EXERCISE PROMPT
Copy each line in which the string "label" occurs.

ENTRIES PROVIDED
====

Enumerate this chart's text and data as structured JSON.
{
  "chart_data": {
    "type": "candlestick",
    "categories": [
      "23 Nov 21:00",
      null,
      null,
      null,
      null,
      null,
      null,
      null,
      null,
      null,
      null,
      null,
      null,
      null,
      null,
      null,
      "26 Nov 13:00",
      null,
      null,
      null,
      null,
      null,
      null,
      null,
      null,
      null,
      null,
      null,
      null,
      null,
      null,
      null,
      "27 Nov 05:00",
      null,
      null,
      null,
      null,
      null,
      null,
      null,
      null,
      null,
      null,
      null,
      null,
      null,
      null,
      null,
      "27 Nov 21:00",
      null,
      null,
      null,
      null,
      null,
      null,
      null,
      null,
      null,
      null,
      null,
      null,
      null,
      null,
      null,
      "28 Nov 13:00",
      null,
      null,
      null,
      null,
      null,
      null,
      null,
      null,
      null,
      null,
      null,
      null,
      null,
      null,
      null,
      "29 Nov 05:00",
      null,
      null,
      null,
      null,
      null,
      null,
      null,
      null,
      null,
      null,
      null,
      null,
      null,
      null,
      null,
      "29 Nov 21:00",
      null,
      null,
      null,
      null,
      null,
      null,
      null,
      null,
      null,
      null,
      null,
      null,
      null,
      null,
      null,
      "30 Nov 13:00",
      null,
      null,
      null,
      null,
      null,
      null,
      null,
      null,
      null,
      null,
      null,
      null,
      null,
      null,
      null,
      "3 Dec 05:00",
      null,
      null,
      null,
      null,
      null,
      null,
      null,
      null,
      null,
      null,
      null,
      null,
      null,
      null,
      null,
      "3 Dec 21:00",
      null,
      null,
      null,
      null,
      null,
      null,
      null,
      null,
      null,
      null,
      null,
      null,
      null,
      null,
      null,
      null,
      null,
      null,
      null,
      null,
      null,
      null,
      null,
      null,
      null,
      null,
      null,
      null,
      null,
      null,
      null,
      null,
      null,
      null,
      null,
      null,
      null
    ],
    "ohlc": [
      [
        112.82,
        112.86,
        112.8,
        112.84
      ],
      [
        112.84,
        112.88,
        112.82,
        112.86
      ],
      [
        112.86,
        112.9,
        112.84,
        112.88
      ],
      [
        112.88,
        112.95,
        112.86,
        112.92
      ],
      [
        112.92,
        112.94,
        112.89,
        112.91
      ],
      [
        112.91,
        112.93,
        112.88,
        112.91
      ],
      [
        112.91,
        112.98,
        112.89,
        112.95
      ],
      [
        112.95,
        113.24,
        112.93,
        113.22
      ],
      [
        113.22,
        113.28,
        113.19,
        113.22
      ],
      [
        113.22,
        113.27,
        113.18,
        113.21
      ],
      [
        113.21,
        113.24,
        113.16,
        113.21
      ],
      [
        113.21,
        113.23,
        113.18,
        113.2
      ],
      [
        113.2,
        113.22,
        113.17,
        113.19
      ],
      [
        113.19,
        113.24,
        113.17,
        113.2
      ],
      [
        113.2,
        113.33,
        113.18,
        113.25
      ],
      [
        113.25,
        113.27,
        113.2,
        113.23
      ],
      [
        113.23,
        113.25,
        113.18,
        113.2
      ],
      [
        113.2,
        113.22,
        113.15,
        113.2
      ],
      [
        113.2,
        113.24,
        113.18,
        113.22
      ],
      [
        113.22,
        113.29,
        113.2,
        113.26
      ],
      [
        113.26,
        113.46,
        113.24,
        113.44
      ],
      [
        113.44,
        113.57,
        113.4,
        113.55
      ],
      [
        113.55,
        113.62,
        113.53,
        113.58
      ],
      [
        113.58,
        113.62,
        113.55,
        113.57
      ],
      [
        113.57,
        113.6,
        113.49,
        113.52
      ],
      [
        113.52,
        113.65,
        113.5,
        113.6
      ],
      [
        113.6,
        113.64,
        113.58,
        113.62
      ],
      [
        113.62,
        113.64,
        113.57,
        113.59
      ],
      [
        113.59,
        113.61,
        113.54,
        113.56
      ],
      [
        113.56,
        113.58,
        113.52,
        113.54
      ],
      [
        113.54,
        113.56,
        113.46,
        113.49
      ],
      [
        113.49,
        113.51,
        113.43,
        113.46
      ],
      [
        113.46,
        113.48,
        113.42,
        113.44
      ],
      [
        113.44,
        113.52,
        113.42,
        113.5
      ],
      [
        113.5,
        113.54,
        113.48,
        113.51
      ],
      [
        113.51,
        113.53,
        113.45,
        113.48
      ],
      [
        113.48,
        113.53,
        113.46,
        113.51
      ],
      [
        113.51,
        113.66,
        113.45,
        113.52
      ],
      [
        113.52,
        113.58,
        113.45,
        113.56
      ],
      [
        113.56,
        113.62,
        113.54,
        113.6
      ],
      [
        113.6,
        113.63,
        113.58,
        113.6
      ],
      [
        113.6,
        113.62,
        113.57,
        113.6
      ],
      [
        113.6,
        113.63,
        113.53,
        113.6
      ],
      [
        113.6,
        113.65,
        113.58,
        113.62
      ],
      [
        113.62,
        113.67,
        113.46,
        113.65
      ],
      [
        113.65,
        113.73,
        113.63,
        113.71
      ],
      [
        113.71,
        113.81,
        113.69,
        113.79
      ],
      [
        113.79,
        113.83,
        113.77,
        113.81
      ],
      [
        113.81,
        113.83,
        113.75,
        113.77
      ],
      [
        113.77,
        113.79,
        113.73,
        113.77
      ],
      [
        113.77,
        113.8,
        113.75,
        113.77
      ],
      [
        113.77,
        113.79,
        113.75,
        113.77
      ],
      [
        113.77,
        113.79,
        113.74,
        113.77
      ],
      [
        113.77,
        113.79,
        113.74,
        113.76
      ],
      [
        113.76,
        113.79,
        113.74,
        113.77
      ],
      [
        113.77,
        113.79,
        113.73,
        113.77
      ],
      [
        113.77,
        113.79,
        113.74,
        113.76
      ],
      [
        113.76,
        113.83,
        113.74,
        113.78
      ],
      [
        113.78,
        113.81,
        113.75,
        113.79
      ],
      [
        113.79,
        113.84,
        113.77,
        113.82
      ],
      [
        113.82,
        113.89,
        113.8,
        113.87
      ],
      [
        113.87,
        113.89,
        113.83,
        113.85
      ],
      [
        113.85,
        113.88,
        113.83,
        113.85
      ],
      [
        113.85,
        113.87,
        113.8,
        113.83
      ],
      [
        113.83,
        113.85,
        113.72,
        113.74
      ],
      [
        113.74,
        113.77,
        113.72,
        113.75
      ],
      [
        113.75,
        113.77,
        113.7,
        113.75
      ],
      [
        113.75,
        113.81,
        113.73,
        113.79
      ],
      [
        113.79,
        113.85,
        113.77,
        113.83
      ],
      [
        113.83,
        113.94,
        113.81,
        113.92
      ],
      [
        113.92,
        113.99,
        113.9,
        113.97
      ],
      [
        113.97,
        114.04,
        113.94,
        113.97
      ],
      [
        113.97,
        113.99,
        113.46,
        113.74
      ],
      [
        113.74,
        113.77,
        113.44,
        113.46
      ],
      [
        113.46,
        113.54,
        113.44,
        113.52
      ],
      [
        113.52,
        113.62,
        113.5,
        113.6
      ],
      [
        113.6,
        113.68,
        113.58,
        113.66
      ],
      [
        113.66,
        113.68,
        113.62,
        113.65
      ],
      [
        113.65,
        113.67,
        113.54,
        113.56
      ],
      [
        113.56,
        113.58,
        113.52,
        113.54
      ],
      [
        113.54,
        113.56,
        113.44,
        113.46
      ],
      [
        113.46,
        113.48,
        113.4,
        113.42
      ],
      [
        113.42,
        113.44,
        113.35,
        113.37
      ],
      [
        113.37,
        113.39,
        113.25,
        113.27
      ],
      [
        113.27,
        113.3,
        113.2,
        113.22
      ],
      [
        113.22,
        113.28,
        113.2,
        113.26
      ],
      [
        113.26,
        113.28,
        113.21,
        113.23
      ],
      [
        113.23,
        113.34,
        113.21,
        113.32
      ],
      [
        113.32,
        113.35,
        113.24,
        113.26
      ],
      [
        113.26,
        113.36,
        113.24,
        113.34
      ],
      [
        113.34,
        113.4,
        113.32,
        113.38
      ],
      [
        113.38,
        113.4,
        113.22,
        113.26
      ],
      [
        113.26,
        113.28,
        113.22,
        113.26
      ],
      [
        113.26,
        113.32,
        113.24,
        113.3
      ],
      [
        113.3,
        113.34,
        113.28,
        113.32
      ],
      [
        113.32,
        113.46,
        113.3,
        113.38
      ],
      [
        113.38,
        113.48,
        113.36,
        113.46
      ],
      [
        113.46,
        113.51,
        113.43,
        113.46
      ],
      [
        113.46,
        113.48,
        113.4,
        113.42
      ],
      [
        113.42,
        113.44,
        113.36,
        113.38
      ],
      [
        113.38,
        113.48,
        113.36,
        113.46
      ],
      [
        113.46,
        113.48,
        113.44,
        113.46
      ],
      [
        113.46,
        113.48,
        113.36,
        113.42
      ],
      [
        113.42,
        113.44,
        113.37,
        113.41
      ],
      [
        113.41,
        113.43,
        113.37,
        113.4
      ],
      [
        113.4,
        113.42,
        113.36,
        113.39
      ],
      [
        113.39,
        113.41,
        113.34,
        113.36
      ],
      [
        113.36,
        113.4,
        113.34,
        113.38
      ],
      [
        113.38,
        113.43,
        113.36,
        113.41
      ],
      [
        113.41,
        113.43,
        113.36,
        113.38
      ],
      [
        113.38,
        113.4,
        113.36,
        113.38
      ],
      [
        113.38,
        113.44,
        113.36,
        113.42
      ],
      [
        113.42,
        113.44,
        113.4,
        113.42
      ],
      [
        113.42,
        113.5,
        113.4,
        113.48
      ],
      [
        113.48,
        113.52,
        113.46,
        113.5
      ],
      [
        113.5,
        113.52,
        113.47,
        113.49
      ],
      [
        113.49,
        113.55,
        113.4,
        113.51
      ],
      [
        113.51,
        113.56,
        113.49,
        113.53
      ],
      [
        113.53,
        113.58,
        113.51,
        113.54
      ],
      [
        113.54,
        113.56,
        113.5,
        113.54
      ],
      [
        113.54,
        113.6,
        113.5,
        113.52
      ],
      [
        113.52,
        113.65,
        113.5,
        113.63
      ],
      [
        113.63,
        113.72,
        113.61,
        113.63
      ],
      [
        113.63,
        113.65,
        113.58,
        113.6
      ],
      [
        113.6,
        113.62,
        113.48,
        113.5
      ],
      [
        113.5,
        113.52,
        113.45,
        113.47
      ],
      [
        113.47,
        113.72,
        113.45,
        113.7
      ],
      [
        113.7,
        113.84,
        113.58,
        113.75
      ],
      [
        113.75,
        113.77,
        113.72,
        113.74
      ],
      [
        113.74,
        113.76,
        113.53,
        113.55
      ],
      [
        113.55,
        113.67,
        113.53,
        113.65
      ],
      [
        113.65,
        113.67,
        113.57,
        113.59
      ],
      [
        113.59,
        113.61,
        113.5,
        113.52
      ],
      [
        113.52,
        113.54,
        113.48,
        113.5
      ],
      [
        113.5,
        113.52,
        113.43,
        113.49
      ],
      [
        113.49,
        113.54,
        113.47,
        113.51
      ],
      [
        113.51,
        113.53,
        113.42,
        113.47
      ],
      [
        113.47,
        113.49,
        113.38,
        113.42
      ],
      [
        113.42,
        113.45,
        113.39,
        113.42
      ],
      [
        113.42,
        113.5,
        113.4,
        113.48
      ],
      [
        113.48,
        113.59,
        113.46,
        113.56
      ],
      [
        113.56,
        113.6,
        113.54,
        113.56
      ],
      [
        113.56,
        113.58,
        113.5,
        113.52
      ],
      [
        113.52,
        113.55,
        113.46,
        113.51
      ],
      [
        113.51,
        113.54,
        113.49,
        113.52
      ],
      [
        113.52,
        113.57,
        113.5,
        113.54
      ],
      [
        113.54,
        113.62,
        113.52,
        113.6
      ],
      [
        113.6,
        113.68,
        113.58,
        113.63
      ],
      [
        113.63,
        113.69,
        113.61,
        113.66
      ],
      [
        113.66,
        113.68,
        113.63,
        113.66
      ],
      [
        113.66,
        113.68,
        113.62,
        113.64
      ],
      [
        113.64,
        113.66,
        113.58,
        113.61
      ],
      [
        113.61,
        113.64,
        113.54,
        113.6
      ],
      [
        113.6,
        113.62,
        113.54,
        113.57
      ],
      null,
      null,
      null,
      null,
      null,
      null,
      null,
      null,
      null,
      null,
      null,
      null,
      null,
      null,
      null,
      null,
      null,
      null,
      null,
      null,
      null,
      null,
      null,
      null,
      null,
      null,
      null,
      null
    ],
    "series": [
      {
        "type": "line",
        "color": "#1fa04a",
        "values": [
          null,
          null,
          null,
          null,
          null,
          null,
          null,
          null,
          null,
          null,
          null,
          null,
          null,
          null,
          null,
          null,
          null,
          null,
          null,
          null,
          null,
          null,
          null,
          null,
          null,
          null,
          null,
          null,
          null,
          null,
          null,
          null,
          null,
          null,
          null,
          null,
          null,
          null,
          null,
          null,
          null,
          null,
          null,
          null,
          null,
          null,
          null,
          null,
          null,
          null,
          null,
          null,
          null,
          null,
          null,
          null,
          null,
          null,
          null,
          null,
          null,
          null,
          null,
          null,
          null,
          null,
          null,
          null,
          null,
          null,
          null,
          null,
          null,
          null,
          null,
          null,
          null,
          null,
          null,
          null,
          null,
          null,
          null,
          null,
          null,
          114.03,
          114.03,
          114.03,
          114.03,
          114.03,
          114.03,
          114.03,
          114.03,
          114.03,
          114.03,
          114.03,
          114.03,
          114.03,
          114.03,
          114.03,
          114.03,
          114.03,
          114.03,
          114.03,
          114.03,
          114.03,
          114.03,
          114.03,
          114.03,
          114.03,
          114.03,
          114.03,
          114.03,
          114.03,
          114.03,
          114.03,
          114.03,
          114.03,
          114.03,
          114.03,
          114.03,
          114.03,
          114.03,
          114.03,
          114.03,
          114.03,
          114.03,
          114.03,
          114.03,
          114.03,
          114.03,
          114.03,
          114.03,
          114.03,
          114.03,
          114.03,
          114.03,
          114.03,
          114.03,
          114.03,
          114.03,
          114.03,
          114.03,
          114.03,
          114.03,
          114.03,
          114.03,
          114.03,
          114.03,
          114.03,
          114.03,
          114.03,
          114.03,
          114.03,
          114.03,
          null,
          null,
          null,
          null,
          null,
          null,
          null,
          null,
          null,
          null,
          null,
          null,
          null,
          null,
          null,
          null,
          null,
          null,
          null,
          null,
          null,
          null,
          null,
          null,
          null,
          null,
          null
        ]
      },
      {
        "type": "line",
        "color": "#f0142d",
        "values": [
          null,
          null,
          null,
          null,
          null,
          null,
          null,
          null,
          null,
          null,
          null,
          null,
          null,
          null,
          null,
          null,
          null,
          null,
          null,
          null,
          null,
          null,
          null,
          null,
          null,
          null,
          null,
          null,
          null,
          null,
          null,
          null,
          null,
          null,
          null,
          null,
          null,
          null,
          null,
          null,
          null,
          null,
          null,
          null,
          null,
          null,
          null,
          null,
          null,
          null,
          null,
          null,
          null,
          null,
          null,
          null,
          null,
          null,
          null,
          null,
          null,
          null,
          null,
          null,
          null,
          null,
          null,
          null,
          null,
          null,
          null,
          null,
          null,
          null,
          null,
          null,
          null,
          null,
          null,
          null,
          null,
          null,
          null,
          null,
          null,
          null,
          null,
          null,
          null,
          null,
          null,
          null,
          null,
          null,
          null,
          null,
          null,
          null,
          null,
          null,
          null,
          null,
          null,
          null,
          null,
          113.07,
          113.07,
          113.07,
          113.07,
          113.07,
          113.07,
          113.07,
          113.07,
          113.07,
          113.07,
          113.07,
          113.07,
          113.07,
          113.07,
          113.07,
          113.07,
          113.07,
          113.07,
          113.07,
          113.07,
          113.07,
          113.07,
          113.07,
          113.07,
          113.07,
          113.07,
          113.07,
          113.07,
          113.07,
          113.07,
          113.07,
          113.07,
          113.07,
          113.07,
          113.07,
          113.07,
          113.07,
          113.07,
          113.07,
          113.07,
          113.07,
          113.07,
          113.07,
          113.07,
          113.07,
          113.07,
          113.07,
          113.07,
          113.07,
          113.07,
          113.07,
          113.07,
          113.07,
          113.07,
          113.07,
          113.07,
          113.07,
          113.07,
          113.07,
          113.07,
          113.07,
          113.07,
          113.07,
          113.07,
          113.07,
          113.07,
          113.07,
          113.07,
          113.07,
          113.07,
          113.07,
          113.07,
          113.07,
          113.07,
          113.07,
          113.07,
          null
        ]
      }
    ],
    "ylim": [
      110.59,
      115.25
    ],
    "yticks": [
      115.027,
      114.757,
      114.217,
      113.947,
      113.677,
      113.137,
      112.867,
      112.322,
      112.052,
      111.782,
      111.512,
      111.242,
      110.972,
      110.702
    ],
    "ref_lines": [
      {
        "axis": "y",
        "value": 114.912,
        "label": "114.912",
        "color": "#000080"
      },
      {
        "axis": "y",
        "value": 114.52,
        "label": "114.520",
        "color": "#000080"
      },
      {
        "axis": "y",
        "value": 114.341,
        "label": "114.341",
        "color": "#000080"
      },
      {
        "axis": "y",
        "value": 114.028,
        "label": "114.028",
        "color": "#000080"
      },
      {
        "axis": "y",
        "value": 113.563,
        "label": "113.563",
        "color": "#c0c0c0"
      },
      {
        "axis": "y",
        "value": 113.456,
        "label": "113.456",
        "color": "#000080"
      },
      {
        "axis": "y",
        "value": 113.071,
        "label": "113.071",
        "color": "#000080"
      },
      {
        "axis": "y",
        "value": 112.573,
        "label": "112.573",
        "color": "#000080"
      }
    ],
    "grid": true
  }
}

====

EXERCISE RESPONSE
        "label": "114.912",
        "label": "114.520",
        "label": "114.341",
        "label": "114.028",
        "label": "113.563",
        "label": "113.456",
        "label": "113.071",
        "label": "112.573",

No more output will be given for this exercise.